━━ Provided entries

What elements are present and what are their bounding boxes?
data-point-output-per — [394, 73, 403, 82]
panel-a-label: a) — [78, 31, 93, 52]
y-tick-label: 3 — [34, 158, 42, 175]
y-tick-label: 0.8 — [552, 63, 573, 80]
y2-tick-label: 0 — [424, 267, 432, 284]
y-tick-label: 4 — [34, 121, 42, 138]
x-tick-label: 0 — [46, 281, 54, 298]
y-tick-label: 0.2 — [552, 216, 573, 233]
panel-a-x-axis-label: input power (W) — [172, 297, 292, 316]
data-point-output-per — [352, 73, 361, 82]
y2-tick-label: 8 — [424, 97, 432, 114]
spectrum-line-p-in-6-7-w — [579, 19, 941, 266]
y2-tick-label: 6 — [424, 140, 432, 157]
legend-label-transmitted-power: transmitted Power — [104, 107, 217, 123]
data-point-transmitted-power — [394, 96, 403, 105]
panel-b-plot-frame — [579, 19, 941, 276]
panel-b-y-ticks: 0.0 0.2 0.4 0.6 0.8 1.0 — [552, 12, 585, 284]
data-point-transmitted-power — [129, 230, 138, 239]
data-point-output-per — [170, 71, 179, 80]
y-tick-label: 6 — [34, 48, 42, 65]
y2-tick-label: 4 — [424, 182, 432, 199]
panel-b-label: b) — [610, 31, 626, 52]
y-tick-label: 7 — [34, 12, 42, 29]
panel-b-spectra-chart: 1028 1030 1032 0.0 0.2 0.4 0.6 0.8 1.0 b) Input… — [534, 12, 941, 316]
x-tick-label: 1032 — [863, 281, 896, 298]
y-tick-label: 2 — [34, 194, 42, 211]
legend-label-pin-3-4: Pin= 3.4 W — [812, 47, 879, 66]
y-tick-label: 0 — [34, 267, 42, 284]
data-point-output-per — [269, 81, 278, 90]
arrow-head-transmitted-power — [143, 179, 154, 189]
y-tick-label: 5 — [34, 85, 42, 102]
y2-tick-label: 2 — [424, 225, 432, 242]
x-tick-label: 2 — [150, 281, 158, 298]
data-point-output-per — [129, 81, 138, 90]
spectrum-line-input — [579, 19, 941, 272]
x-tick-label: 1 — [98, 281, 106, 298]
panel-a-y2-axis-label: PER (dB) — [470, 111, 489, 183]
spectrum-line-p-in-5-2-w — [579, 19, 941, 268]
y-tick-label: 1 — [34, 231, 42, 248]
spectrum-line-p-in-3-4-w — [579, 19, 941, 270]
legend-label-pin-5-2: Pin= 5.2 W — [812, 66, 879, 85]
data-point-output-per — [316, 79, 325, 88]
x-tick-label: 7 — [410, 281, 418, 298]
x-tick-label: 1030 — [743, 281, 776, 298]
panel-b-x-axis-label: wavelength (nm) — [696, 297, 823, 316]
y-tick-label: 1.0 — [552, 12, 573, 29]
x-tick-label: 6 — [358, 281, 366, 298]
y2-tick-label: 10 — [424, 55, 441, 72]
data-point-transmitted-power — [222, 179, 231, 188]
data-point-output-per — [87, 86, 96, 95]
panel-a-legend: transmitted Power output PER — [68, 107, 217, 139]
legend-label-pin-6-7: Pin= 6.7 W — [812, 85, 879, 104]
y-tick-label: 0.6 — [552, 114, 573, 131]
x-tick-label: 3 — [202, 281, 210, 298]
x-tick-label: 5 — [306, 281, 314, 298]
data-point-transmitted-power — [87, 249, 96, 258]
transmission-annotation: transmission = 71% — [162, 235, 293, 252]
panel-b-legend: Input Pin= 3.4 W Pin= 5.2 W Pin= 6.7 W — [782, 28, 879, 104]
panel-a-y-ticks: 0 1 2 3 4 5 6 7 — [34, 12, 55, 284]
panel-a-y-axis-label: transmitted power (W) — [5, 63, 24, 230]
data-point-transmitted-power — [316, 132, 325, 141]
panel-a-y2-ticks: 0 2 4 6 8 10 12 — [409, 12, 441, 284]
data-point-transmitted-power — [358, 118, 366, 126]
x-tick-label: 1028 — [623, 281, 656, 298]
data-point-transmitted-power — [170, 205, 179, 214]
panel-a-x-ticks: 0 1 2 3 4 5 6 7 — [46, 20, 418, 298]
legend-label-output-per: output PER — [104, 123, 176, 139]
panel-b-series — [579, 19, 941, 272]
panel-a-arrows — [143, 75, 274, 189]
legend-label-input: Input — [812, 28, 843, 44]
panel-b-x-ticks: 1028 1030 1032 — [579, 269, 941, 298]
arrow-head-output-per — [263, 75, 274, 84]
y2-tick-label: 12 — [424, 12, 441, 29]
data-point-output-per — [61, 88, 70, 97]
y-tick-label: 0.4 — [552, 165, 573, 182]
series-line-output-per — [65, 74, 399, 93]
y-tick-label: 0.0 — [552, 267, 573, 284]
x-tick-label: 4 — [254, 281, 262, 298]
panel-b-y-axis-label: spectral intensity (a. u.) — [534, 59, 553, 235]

━━━━

* Short task: Rewrite the data above, replacing "spectral intensity" with "normalized intensity" and leaving every other line unchanged.

* Complete answer:
What elements are present and what are their bounding boxes?
data-point-output-per — [394, 73, 403, 82]
panel-a-label: a) — [78, 31, 93, 52]
y-tick-label: 3 — [34, 158, 42, 175]
y-tick-label: 0.8 — [552, 63, 573, 80]
y2-tick-label: 0 — [424, 267, 432, 284]
y-tick-label: 4 — [34, 121, 42, 138]
x-tick-label: 0 — [46, 281, 54, 298]
y-tick-label: 0.2 — [552, 216, 573, 233]
panel-a-x-axis-label: input power (W) — [172, 297, 292, 316]
data-point-output-per — [352, 73, 361, 82]
y2-tick-label: 8 — [424, 97, 432, 114]
spectrum-line-p-in-6-7-w — [579, 19, 941, 266]
y2-tick-label: 6 — [424, 140, 432, 157]
legend-label-transmitted-power: transmitted Power — [104, 107, 217, 123]
data-point-transmitted-power — [394, 96, 403, 105]
panel-b-plot-frame — [579, 19, 941, 276]
panel-b-y-ticks: 0.0 0.2 0.4 0.6 0.8 1.0 — [552, 12, 585, 284]
data-point-transmitted-power — [129, 230, 138, 239]
data-point-output-per — [170, 71, 179, 80]
y-tick-label: 6 — [34, 48, 42, 65]
y2-tick-label: 4 — [424, 182, 432, 199]
panel-b-label: b) — [610, 31, 626, 52]
y-tick-label: 7 — [34, 12, 42, 29]
panel-b-spectra-chart: 1028 1030 1032 0.0 0.2 0.4 0.6 0.8 1.0 b) Input… — [534, 12, 941, 316]
x-tick-label: 1032 — [863, 281, 896, 298]
y-tick-label: 2 — [34, 194, 42, 211]
legend-label-pin-3-4: Pin= 3.4 W — [812, 47, 879, 66]
y-tick-label: 0 — [34, 267, 42, 284]
data-point-output-per — [269, 81, 278, 90]
arrow-head-transmitted-power — [143, 179, 154, 189]
y-tick-label: 5 — [34, 85, 42, 102]
y2-tick-label: 2 — [424, 225, 432, 242]
x-tick-label: 2 — [150, 281, 158, 298]
data-point-output-per — [129, 81, 138, 90]
spectrum-line-input — [579, 19, 941, 272]
x-tick-label: 1 — [98, 281, 106, 298]
panel-a-y2-axis-label: PER (dB) — [470, 111, 489, 183]
spectrum-line-p-in-5-2-w — [579, 19, 941, 268]
y-tick-label: 1 — [34, 231, 42, 248]
spectrum-line-p-in-3-4-w — [579, 19, 941, 270]
legend-label-pin-5-2: Pin= 5.2 W — [812, 66, 879, 85]
data-point-output-per — [316, 79, 325, 88]
x-tick-label: 7 — [410, 281, 418, 298]
x-tick-label: 1030 — [743, 281, 776, 298]
panel-b-x-axis-label: wavelength (nm) — [696, 297, 823, 316]
y-tick-label: 1.0 — [552, 12, 573, 29]
x-tick-label: 6 — [358, 281, 366, 298]
y2-tick-label: 10 — [424, 55, 441, 72]
data-point-transmitted-power — [222, 179, 231, 188]
data-point-output-per — [87, 86, 96, 95]
panel-a-legend: transmitted Power output PER — [68, 107, 217, 139]
legend-label-pin-6-7: Pin= 6.7 W — [812, 85, 879, 104]
y-tick-label: 0.6 — [552, 114, 573, 131]
x-tick-label: 3 — [202, 281, 210, 298]
x-tick-label: 5 — [306, 281, 314, 298]
data-point-transmitted-power — [87, 249, 96, 258]
transmission-annotation: transmission = 71% — [162, 235, 293, 252]
panel-b-legend: Input Pin= 3.4 W Pin= 5.2 W Pin= 6.7 W — [782, 28, 879, 104]
panel-a-y-ticks: 0 1 2 3 4 5 6 7 — [34, 12, 55, 284]
panel-a-y-axis-label: transmitted power (W) — [5, 63, 24, 230]
data-point-transmitted-power — [316, 132, 325, 141]
panel-a-y2-ticks: 0 2 4 6 8 10 12 — [409, 12, 441, 284]
data-point-transmitted-power — [358, 118, 366, 126]
x-tick-label: 1028 — [623, 281, 656, 298]
data-point-transmitted-power — [170, 205, 179, 214]
panel-a-x-ticks: 0 1 2 3 4 5 6 7 — [46, 20, 418, 298]
legend-label-output-per: output PER — [104, 123, 176, 139]
panel-b-series — [579, 19, 941, 272]
panel-a-arrows — [143, 75, 274, 189]
legend-label-input: Input — [812, 28, 843, 44]
panel-b-x-ticks: 1028 1030 1032 — [579, 269, 941, 298]
arrow-head-output-per — [263, 75, 274, 84]
y2-tick-label: 12 — [424, 12, 441, 29]
data-point-output-per — [61, 88, 70, 97]
y-tick-label: 0.4 — [552, 165, 573, 182]
series-line-output-per — [65, 74, 399, 93]
y-tick-label: 0.0 — [552, 267, 573, 284]
x-tick-label: 4 — [254, 281, 262, 298]
panel-b-y-axis-label: normalized intensity (a. u.) — [534, 59, 553, 235]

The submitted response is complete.